Request -> Repeat the data below exactly, dropping any pictures it holds.

----------------

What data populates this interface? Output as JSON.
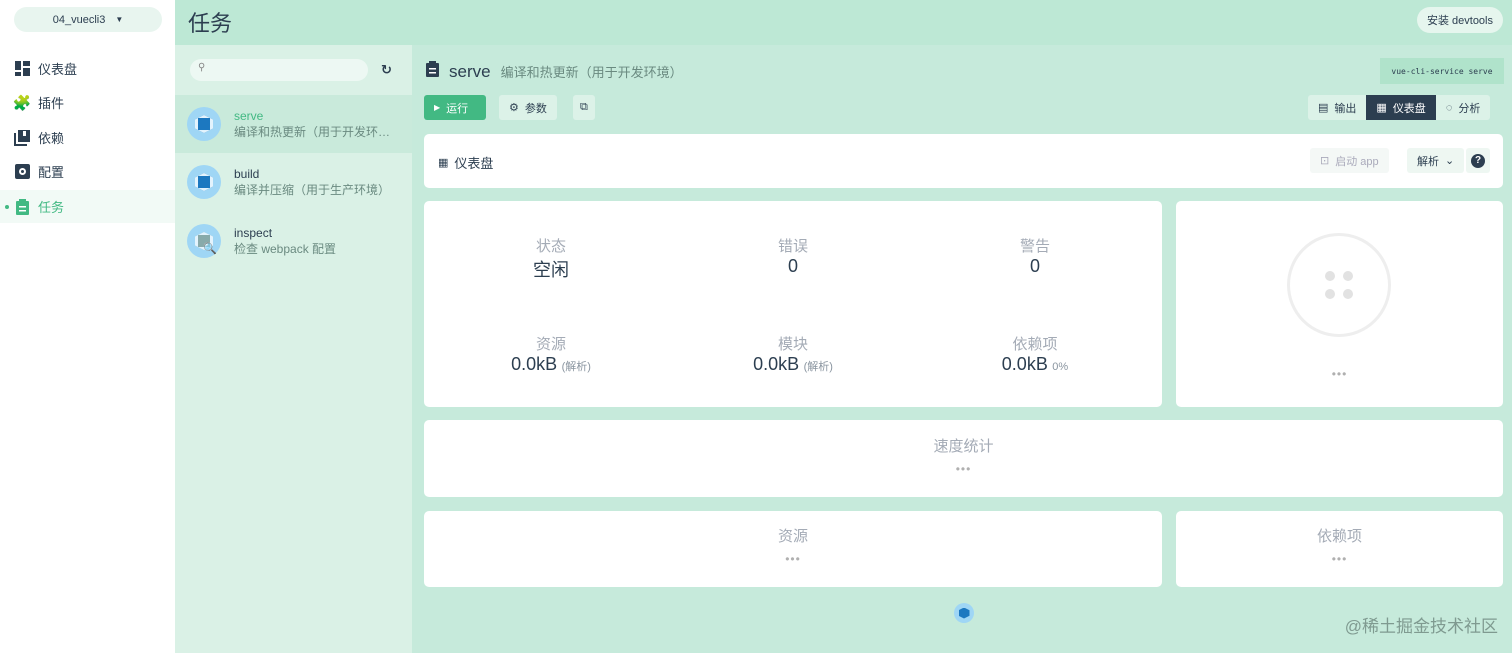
{
  "sidebar": {
    "project": "04_vuecli3",
    "items": [
      {
        "label": "仪表盘",
        "icon": "dashboard-icon"
      },
      {
        "label": "插件",
        "icon": "puzzle-icon"
      },
      {
        "label": "依赖",
        "icon": "library-icon"
      },
      {
        "label": "配置",
        "icon": "settings-icon"
      },
      {
        "label": "任务",
        "icon": "clipboard-icon"
      }
    ]
  },
  "header": {
    "title": "任务",
    "devtools": "安装 devtools"
  },
  "tasks": [
    {
      "name": "serve",
      "desc": "编译和热更新（用于开发环境）"
    },
    {
      "name": "build",
      "desc": "编译并压缩（用于生产环境）"
    },
    {
      "name": "inspect",
      "desc": "检查 webpack 配置"
    }
  ],
  "task": {
    "name": "serve",
    "desc": "编译和热更新（用于开发环境）",
    "command": "vue-cli-service serve",
    "run": "运行",
    "params": "参数",
    "views": {
      "output": "输出",
      "dashboard": "仪表盘",
      "analyze": "分析"
    }
  },
  "dashboard": {
    "title": "仪表盘",
    "start_app": "启动 app",
    "mode": "解析",
    "help": "?"
  },
  "stats": {
    "status_label": "状态",
    "status": "空闲",
    "errors_label": "错误",
    "errors": "0",
    "warnings_label": "警告",
    "warnings": "0",
    "assets_label": "资源",
    "assets": "0.0kB",
    "assets_note": "(解析)",
    "modules_label": "模块",
    "modules": "0.0kB",
    "modules_note": "(解析)",
    "deps_label": "依赖项",
    "deps": "0.0kB",
    "deps_pct": "0%"
  },
  "panels": {
    "speed": "速度统计",
    "assets": "资源",
    "deps": "依赖项",
    "loading": "•••"
  },
  "watermark": "@稀土掘金技术社区",
  "colors": {
    "accent": "#42b983",
    "dark": "#2c3e50"
  }
}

----------------

Solution for this exercise ->
What data populates this interface? Output as JSON.
{
  "sidebar": {
    "project": "04_vuecli3",
    "items": [
      {
        "label": "仪表盘",
        "icon": "dashboard-icon"
      },
      {
        "label": "插件",
        "icon": "puzzle-icon"
      },
      {
        "label": "依赖",
        "icon": "library-icon"
      },
      {
        "label": "配置",
        "icon": "settings-icon"
      },
      {
        "label": "任务",
        "icon": "clipboard-icon"
      }
    ]
  },
  "header": {
    "title": "任务",
    "devtools": "安装 devtools"
  },
  "tasks": [
    {
      "name": "serve",
      "desc": "编译和热更新（用于开发环境）"
    },
    {
      "name": "build",
      "desc": "编译并压缩（用于生产环境）"
    },
    {
      "name": "inspect",
      "desc": "检查 webpack 配置"
    }
  ],
  "task": {
    "name": "serve",
    "desc": "编译和热更新（用于开发环境）",
    "command": "vue-cli-service serve",
    "run": "运行",
    "params": "参数",
    "views": {
      "output": "输出",
      "dashboard": "仪表盘",
      "analyze": "分析"
    }
  },
  "dashboard": {
    "title": "仪表盘",
    "start_app": "启动 app",
    "mode": "解析",
    "help": "?"
  },
  "stats": {
    "status_label": "状态",
    "status": "空闲",
    "errors_label": "错误",
    "errors": "0",
    "warnings_label": "警告",
    "warnings": "0",
    "assets_label": "资源",
    "assets": "0.0kB",
    "assets_note": "(解析)",
    "modules_label": "模块",
    "modules": "0.0kB",
    "modules_note": "(解析)",
    "deps_label": "依赖项",
    "deps": "0.0kB",
    "deps_pct": "0%"
  },
  "panels": {
    "speed": "速度统计",
    "assets": "资源",
    "deps": "依赖项",
    "loading": "•••"
  },
  "watermark": "@稀土掘金技术社区",
  "colors": {
    "accent": "#42b983",
    "dark": "#2c3e50"
  }
}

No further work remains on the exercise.